Aim
Output the data exactly, with every line intact.
-- Start Records for the exercise --
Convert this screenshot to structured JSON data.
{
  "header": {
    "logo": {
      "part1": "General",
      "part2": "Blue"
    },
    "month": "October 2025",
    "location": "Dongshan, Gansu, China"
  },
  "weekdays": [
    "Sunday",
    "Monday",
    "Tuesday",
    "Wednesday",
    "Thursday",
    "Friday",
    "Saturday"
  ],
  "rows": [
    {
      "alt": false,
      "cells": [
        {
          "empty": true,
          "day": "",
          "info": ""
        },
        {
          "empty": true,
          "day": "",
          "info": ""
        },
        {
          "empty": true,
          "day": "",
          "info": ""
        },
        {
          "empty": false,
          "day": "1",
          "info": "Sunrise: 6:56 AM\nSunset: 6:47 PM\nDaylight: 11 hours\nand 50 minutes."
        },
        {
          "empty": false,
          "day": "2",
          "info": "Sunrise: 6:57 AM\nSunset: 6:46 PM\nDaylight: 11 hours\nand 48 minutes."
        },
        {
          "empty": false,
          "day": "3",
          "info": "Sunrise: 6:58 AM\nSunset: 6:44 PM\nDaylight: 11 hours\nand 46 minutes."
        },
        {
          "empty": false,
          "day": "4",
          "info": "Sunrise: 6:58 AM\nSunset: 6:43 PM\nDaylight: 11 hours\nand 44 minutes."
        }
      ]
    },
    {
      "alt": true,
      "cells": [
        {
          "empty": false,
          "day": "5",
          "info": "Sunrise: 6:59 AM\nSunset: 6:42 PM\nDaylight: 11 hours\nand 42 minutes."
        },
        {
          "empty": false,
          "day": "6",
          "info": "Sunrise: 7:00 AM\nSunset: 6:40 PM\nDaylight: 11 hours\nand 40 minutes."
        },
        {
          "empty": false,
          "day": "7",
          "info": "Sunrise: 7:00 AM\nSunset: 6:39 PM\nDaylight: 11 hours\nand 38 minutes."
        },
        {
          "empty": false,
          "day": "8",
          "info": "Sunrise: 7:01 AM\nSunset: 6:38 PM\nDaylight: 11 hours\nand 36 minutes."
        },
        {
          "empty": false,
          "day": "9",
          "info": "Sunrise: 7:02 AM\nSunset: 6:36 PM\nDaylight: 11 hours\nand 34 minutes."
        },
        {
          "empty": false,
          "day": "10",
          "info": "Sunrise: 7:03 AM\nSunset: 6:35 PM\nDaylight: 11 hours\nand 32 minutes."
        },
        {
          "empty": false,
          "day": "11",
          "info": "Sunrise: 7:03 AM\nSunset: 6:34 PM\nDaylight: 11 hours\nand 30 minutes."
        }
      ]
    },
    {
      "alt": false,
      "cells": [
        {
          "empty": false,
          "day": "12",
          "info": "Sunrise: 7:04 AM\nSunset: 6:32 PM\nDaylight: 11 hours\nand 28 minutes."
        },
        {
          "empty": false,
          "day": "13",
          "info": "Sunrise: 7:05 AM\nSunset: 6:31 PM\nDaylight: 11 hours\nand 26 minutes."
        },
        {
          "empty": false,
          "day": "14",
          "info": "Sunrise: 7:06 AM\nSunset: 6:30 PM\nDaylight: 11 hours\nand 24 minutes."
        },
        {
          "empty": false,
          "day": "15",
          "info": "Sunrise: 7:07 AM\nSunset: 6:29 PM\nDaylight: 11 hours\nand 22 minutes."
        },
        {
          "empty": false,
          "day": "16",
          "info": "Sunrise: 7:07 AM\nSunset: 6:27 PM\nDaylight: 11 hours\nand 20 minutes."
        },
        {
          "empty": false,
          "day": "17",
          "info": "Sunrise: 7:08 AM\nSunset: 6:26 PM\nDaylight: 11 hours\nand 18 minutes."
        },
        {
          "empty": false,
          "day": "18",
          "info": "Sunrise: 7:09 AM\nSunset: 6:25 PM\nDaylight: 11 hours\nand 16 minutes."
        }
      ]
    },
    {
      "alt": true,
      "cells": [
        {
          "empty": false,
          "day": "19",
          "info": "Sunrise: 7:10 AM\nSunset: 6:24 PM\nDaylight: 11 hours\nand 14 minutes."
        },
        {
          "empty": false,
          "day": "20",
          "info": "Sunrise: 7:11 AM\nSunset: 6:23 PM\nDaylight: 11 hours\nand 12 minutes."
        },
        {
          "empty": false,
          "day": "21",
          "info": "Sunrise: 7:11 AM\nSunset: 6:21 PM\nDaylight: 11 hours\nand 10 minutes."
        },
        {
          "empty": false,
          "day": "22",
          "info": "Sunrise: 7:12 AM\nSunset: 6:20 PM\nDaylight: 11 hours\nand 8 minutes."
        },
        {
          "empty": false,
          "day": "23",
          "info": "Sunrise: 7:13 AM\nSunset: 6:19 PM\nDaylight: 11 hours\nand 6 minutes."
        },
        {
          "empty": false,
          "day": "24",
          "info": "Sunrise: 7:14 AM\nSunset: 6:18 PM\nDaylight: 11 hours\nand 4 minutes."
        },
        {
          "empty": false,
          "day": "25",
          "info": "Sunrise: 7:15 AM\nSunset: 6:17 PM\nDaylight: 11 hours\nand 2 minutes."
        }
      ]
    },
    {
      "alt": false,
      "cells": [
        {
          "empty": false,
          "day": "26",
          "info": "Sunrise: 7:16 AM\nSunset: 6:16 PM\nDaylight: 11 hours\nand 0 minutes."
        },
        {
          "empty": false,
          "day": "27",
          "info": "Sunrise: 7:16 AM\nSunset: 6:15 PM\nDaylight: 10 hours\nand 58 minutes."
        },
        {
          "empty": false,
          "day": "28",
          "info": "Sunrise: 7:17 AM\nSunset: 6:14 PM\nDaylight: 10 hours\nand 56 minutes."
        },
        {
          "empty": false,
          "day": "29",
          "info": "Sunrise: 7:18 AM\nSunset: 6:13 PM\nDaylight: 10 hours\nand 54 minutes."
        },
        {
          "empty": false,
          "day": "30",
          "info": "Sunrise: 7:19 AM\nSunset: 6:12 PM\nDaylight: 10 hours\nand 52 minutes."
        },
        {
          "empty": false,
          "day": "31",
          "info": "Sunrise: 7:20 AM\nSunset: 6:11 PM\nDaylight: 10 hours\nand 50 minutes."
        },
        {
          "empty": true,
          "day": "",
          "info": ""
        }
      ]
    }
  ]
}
-- End Records for the exercise --
Output
Convert this screenshot to structured JSON data.
{
  "header": {
    "logo": {
      "part1": "General",
      "part2": "Blue"
    },
    "month": "October 2025",
    "location": "Dongshan, Gansu, China"
  },
  "weekdays": [
    "Sunday",
    "Monday",
    "Tuesday",
    "Wednesday",
    "Thursday",
    "Friday",
    "Saturday"
  ],
  "rows": [
    {
      "alt": false,
      "cells": [
        {
          "empty": true,
          "day": "",
          "info": ""
        },
        {
          "empty": true,
          "day": "",
          "info": ""
        },
        {
          "empty": true,
          "day": "",
          "info": ""
        },
        {
          "empty": false,
          "day": "1",
          "info": "Sunrise: 6:56 AM\nSunset: 6:47 PM\nDaylight: 11 hours\nand 50 minutes."
        },
        {
          "empty": false,
          "day": "2",
          "info": "Sunrise: 6:57 AM\nSunset: 6:46 PM\nDaylight: 11 hours\nand 48 minutes."
        },
        {
          "empty": false,
          "day": "3",
          "info": "Sunrise: 6:58 AM\nSunset: 6:44 PM\nDaylight: 11 hours\nand 46 minutes."
        },
        {
          "empty": false,
          "day": "4",
          "info": "Sunrise: 6:58 AM\nSunset: 6:43 PM\nDaylight: 11 hours\nand 44 minutes."
        }
      ]
    },
    {
      "alt": true,
      "cells": [
        {
          "empty": false,
          "day": "5",
          "info": "Sunrise: 6:59 AM\nSunset: 6:42 PM\nDaylight: 11 hours\nand 42 minutes."
        },
        {
          "empty": false,
          "day": "6",
          "info": "Sunrise: 7:00 AM\nSunset: 6:40 PM\nDaylight: 11 hours\nand 40 minutes."
        },
        {
          "empty": false,
          "day": "7",
          "info": "Sunrise: 7:00 AM\nSunset: 6:39 PM\nDaylight: 11 hours\nand 38 minutes."
        },
        {
          "empty": false,
          "day": "8",
          "info": "Sunrise: 7:01 AM\nSunset: 6:38 PM\nDaylight: 11 hours\nand 36 minutes."
        },
        {
          "empty": false,
          "day": "9",
          "info": "Sunrise: 7:02 AM\nSunset: 6:36 PM\nDaylight: 11 hours\nand 34 minutes."
        },
        {
          "empty": false,
          "day": "10",
          "info": "Sunrise: 7:03 AM\nSunset: 6:35 PM\nDaylight: 11 hours\nand 32 minutes."
        },
        {
          "empty": false,
          "day": "11",
          "info": "Sunrise: 7:03 AM\nSunset: 6:34 PM\nDaylight: 11 hours\nand 30 minutes."
        }
      ]
    },
    {
      "alt": false,
      "cells": [
        {
          "empty": false,
          "day": "12",
          "info": "Sunrise: 7:04 AM\nSunset: 6:32 PM\nDaylight: 11 hours\nand 28 minutes."
        },
        {
          "empty": false,
          "day": "13",
          "info": "Sunrise: 7:05 AM\nSunset: 6:31 PM\nDaylight: 11 hours\nand 26 minutes."
        },
        {
          "empty": false,
          "day": "14",
          "info": "Sunrise: 7:06 AM\nSunset: 6:30 PM\nDaylight: 11 hours\nand 24 minutes."
        },
        {
          "empty": false,
          "day": "15",
          "info": "Sunrise: 7:07 AM\nSunset: 6:29 PM\nDaylight: 11 hours\nand 22 minutes."
        },
        {
          "empty": false,
          "day": "16",
          "info": "Sunrise: 7:07 AM\nSunset: 6:27 PM\nDaylight: 11 hours\nand 20 minutes."
        },
        {
          "empty": false,
          "day": "17",
          "info": "Sunrise: 7:08 AM\nSunset: 6:26 PM\nDaylight: 11 hours\nand 18 minutes."
        },
        {
          "empty": false,
          "day": "18",
          "info": "Sunrise: 7:09 AM\nSunset: 6:25 PM\nDaylight: 11 hours\nand 16 minutes."
        }
      ]
    },
    {
      "alt": true,
      "cells": [
        {
          "empty": false,
          "day": "19",
          "info": "Sunrise: 7:10 AM\nSunset: 6:24 PM\nDaylight: 11 hours\nand 14 minutes."
        },
        {
          "empty": false,
          "day": "20",
          "info": "Sunrise: 7:11 AM\nSunset: 6:23 PM\nDaylight: 11 hours\nand 12 minutes."
        },
        {
          "empty": false,
          "day": "21",
          "info": "Sunrise: 7:11 AM\nSunset: 6:21 PM\nDaylight: 11 hours\nand 10 minutes."
        },
        {
          "empty": false,
          "day": "22",
          "info": "Sunrise: 7:12 AM\nSunset: 6:20 PM\nDaylight: 11 hours\nand 8 minutes."
        },
        {
          "empty": false,
          "day": "23",
          "info": "Sunrise: 7:13 AM\nSunset: 6:19 PM\nDaylight: 11 hours\nand 6 minutes."
        },
        {
          "empty": false,
          "day": "24",
          "info": "Sunrise: 7:14 AM\nSunset: 6:18 PM\nDaylight: 11 hours\nand 4 minutes."
        },
        {
          "empty": false,
          "day": "25",
          "info": "Sunrise: 7:15 AM\nSunset: 6:17 PM\nDaylight: 11 hours\nand 2 minutes."
        }
      ]
    },
    {
      "alt": false,
      "cells": [
        {
          "empty": false,
          "day": "26",
          "info": "Sunrise: 7:16 AM\nSunset: 6:16 PM\nDaylight: 11 hours\nand 0 minutes."
        },
        {
          "empty": false,
          "day": "27",
          "info": "Sunrise: 7:16 AM\nSunset: 6:15 PM\nDaylight: 10 hours\nand 58 minutes."
        },
        {
          "empty": false,
          "day": "28",
          "info": "Sunrise: 7:17 AM\nSunset: 6:14 PM\nDaylight: 10 hours\nand 56 minutes."
        },
        {
          "empty": false,
          "day": "29",
          "info": "Sunrise: 7:18 AM\nSunset: 6:13 PM\nDaylight: 10 hours\nand 54 minutes."
        },
        {
          "empty": false,
          "day": "30",
          "info": "Sunrise: 7:19 AM\nSunset: 6:12 PM\nDaylight: 10 hours\nand 52 minutes."
        },
        {
          "empty": false,
          "day": "31",
          "info": "Sunrise: 7:20 AM\nSunset: 6:11 PM\nDaylight: 10 hours\nand 50 minutes."
        },
        {
          "empty": true,
          "day": "",
          "info": ""
        }
      ]
    }
  ]
}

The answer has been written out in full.